--- Aim ---
Only the pictures are to be left out; set down the rest of the records exactly.

........

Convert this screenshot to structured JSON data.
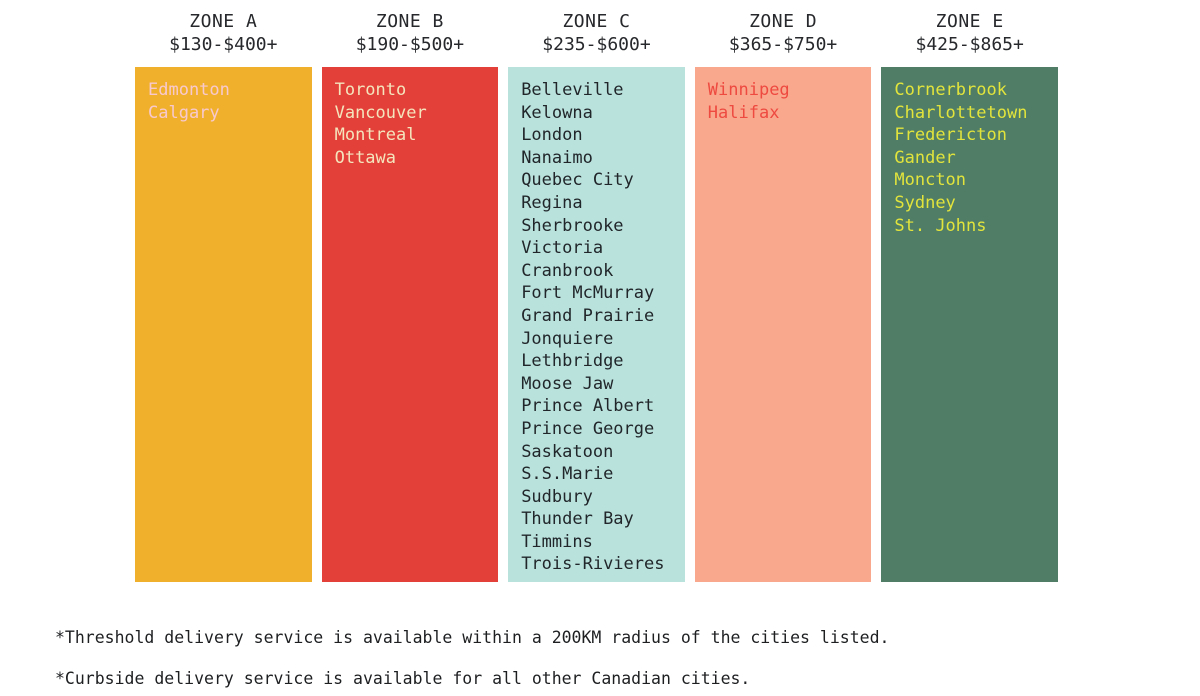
{
  "chart_data": {
    "type": "table",
    "legend_position": "none",
    "zones": [
      {
        "name": "ZONE A",
        "price_range": "$130-$400+",
        "bg_color": "#F1B02C",
        "text_color": "#F7C9CF",
        "cities": [
          "Edmonton",
          "Calgary"
        ]
      },
      {
        "name": "ZONE B",
        "price_range": "$190-$500+",
        "bg_color": "#E4403A",
        "text_color": "#F4E5BD",
        "cities": [
          "Toronto",
          "Vancouver",
          "Montreal",
          "Ottawa"
        ]
      },
      {
        "name": "ZONE C",
        "price_range": "$235-$600+",
        "bg_color": "#B9E2DD",
        "text_color": "#21262A",
        "cities": [
          "Belleville",
          "Kelowna",
          "London",
          "Nanaimo",
          "Quebec City",
          "Regina",
          "Sherbrooke",
          "Victoria",
          "Cranbrook",
          "Fort McMurray",
          "Grand Prairie",
          "Jonquiere",
          "Lethbridge",
          "Moose Jaw",
          "Prince Albert",
          "Prince George",
          "Saskatoon",
          "S.S.Marie",
          "Sudbury",
          "Thunder Bay",
          "Timmins",
          "Trois-Rivieres"
        ]
      },
      {
        "name": "ZONE D",
        "price_range": "$365-$750+",
        "bg_color": "#F9A88E",
        "text_color": "#EE4A40",
        "cities": [
          "Winnipeg",
          "Halifax"
        ]
      },
      {
        "name": "ZONE E",
        "price_range": "$425-$865+",
        "bg_color": "#4F7D66",
        "text_color": "#E2E43C",
        "cities": [
          "Cornerbrook",
          "Charlottetown",
          "Fredericton",
          "Gander",
          "Moncton",
          "Sydney",
          "St. Johns"
        ]
      }
    ],
    "notes": [
      "*Threshold delivery service is available within a 200KM radius of the cities listed.",
      "*Curbside delivery service is available for all other Canadian cities."
    ]
  }
}
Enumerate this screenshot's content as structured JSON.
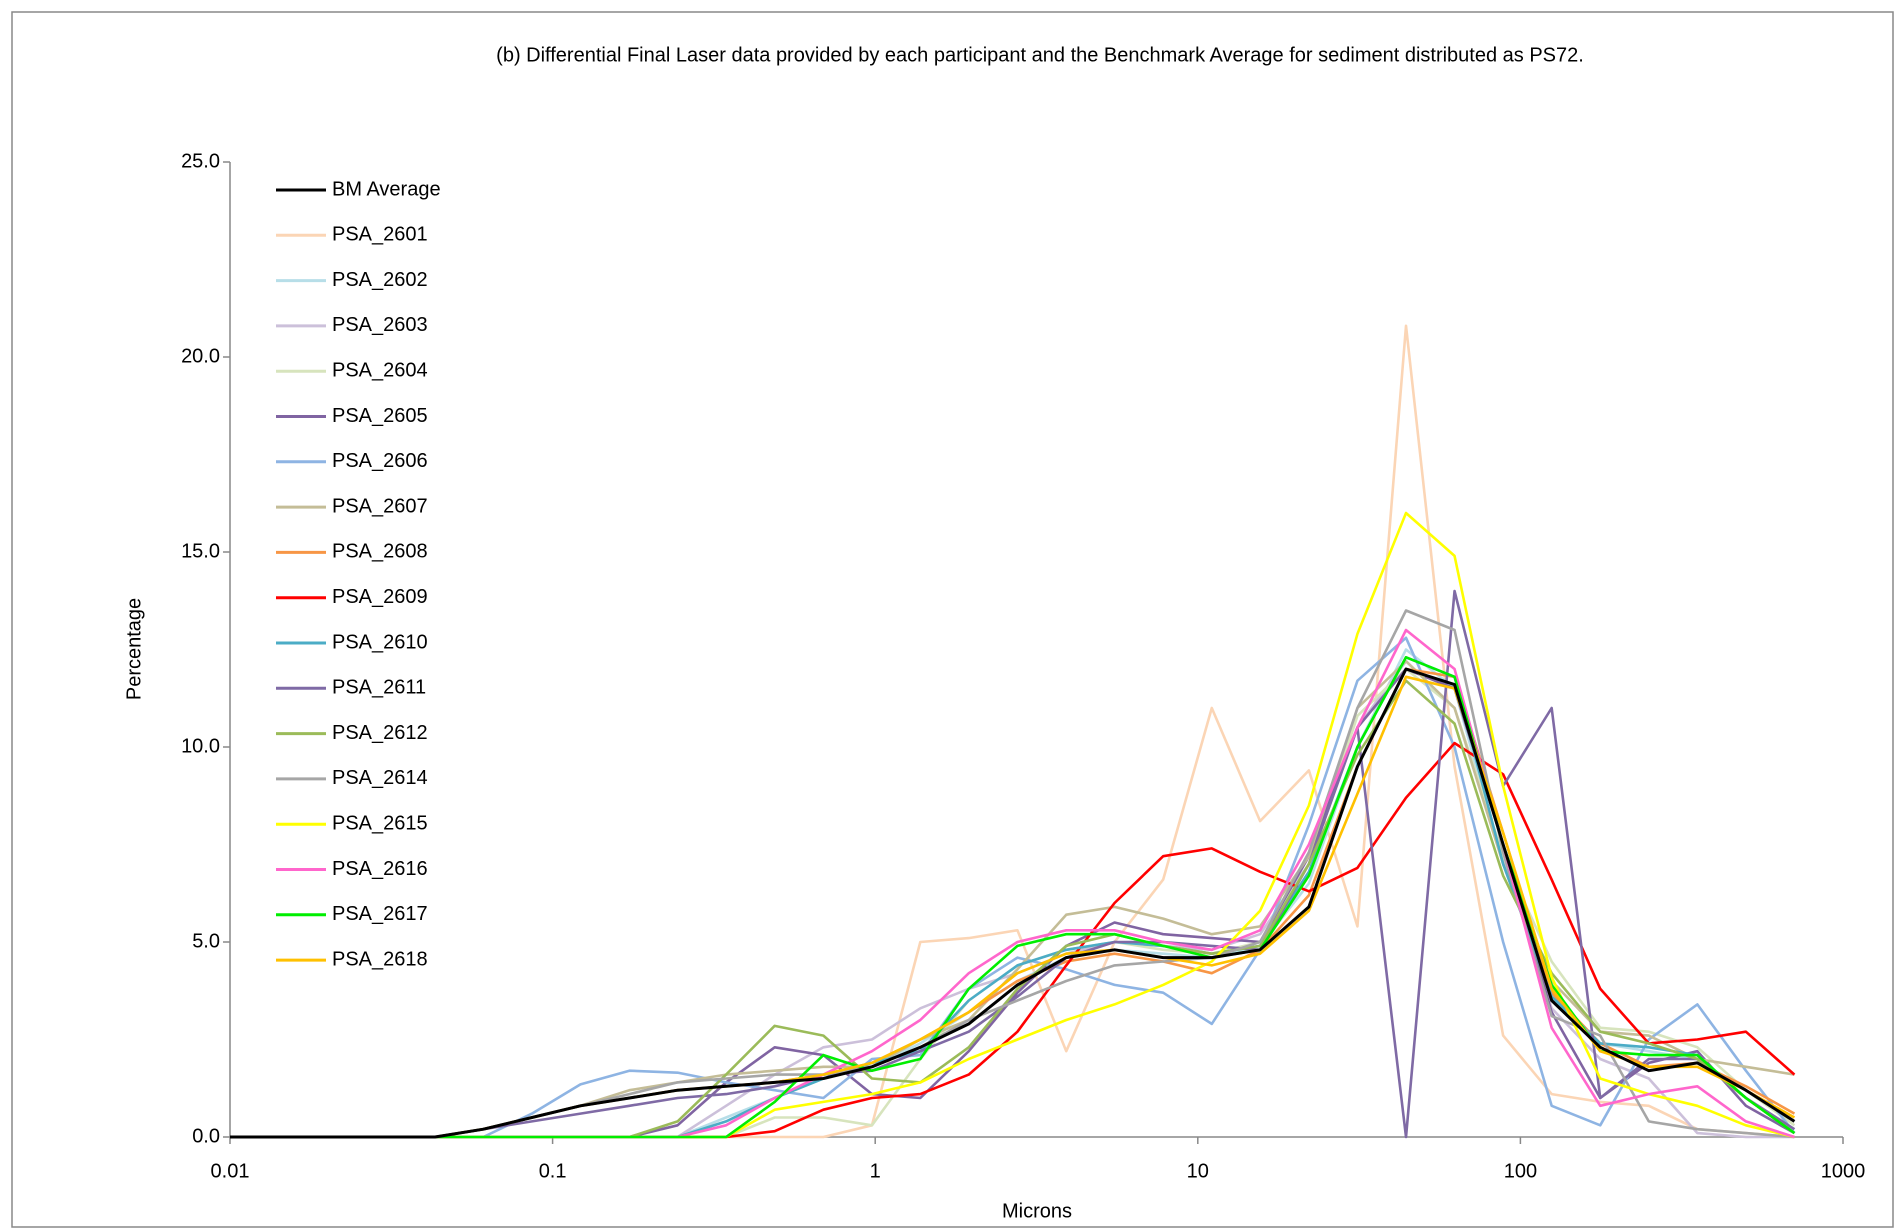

........

--- Written answer ---
Convert this screenshot to structured JSON data.
{
  "chart_data": {
    "type": "table",
    "legend_position": "none",
    "zones": [
      {
        "name": "ZONE A",
        "price_range": "$130-$400+",
        "bg_color": "#F1B02C",
        "text_color": "#F7C9CF",
        "cities": [
          "Edmonton",
          "Calgary"
        ]
      },
      {
        "name": "ZONE B",
        "price_range": "$190-$500+",
        "bg_color": "#E4403A",
        "text_color": "#F4E5BD",
        "cities": [
          "Toronto",
          "Vancouver",
          "Montreal",
          "Ottawa"
        ]
      },
      {
        "name": "ZONE C",
        "price_range": "$235-$600+",
        "bg_color": "#B9E2DD",
        "text_color": "#21262A",
        "cities": [
          "Belleville",
          "Kelowna",
          "London",
          "Nanaimo",
          "Quebec City",
          "Regina",
          "Sherbrooke",
          "Victoria",
          "Cranbrook",
          "Fort McMurray",
          "Grand Prairie",
          "Jonquiere",
          "Lethbridge",
          "Moose Jaw",
          "Prince Albert",
          "Prince George",
          "Saskatoon",
          "S.S.Marie",
          "Sudbury",
          "Thunder Bay",
          "Timmins",
          "Trois-Rivieres"
        ]
      },
      {
        "name": "ZONE D",
        "price_range": "$365-$750+",
        "bg_color": "#F9A88E",
        "text_color": "#EE4A40",
        "cities": [
          "Winnipeg",
          "Halifax"
        ]
      },
      {
        "name": "ZONE E",
        "price_range": "$425-$865+",
        "bg_color": "#4F7D66",
        "text_color": "#E2E43C",
        "cities": [
          "Cornerbrook",
          "Charlottetown",
          "Fredericton",
          "Gander",
          "Moncton",
          "Sydney",
          "St. Johns"
        ]
      }
    ],
    "notes": [
      "*Threshold delivery service is available within a 200KM radius of the cities listed.",
      "*Curbside delivery service is available for all other Canadian cities."
    ]
  }
}
Enumerate this screenshot's content as structured JSON.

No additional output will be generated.